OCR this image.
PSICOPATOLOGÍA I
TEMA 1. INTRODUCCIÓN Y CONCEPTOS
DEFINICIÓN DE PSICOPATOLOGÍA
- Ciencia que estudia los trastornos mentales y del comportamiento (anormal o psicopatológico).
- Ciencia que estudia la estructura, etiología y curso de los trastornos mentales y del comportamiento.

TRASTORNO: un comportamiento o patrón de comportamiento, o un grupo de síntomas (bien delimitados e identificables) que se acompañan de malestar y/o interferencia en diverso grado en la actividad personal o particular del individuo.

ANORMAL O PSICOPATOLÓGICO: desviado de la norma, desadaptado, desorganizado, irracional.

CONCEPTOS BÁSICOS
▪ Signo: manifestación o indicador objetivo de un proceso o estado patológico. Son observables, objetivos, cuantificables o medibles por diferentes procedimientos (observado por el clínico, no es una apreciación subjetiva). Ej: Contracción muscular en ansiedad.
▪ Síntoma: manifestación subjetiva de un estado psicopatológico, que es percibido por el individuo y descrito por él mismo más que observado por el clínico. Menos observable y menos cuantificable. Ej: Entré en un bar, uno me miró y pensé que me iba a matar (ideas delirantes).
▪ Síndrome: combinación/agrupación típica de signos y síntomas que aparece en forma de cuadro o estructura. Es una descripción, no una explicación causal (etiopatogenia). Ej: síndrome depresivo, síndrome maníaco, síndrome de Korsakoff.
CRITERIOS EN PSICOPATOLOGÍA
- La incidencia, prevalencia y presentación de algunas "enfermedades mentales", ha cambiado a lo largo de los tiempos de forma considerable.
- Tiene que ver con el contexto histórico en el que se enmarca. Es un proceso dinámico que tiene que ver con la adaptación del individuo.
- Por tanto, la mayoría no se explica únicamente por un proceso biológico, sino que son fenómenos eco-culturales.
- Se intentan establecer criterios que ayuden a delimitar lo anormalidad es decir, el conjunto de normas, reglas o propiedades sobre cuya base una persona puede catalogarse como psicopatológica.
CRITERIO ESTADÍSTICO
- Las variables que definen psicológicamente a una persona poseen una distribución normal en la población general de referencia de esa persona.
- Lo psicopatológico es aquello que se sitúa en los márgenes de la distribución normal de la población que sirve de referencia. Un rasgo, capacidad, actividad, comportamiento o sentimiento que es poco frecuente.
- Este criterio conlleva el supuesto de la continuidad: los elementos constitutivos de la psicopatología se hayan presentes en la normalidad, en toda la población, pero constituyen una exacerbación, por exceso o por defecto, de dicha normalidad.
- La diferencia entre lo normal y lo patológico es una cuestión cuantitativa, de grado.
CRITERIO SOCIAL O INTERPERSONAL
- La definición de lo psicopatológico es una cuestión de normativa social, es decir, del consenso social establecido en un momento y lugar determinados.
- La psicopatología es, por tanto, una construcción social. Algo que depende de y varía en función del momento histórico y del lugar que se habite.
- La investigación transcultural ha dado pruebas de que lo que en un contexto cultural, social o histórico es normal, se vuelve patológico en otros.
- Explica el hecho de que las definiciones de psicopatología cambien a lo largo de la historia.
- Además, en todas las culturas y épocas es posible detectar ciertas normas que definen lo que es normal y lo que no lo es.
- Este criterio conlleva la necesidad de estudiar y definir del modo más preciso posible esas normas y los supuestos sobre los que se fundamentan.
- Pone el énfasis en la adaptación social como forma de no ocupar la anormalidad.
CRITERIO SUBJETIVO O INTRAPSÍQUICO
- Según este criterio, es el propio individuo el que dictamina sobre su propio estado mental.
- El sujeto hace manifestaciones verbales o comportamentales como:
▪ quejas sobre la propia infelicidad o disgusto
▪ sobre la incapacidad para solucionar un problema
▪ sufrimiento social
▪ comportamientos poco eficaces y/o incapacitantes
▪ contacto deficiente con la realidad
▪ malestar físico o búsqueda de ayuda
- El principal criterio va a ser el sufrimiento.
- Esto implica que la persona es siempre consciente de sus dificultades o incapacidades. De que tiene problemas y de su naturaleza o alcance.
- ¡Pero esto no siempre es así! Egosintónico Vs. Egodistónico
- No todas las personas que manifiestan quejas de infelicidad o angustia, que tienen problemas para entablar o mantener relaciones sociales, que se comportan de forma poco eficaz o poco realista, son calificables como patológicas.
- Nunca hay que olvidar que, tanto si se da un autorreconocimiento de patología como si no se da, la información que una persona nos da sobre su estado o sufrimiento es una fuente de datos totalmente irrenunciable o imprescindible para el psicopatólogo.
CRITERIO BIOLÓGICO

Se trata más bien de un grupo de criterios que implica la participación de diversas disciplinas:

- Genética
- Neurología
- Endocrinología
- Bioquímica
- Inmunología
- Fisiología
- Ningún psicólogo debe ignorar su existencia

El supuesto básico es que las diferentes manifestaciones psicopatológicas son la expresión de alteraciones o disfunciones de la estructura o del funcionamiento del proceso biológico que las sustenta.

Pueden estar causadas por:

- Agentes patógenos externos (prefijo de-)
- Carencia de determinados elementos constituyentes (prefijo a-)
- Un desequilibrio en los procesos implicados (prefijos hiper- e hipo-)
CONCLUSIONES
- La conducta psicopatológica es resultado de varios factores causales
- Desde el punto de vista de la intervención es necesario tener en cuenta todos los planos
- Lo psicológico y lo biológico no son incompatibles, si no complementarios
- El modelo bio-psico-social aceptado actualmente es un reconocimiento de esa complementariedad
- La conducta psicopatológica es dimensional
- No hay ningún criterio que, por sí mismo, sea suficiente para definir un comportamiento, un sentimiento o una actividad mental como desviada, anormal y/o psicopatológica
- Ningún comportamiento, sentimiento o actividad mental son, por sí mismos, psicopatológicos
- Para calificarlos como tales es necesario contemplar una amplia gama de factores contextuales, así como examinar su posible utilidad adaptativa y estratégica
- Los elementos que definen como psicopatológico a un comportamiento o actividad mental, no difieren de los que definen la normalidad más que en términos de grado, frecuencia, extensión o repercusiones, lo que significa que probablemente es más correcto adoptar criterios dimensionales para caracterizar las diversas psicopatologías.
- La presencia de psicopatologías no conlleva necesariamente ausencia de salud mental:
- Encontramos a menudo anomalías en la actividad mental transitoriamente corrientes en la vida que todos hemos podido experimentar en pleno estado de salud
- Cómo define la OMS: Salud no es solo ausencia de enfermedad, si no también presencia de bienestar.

Problem:
From the entries above, pull out each line that includes "psicopatologías".

Exercise response:
- Los elementos que definen como psicopatológico a un comportamiento o actividad mental, no difieren de los que definen la normalidad más que en términos de grado, frecuencia, extensión o repercusiones, lo que significa que probablemente es más correcto adoptar criterios dimensionales para caracterizar las diversas psicopatologías.
- La presencia de psicopatologías no conlleva necesariamente ausencia de salud mental:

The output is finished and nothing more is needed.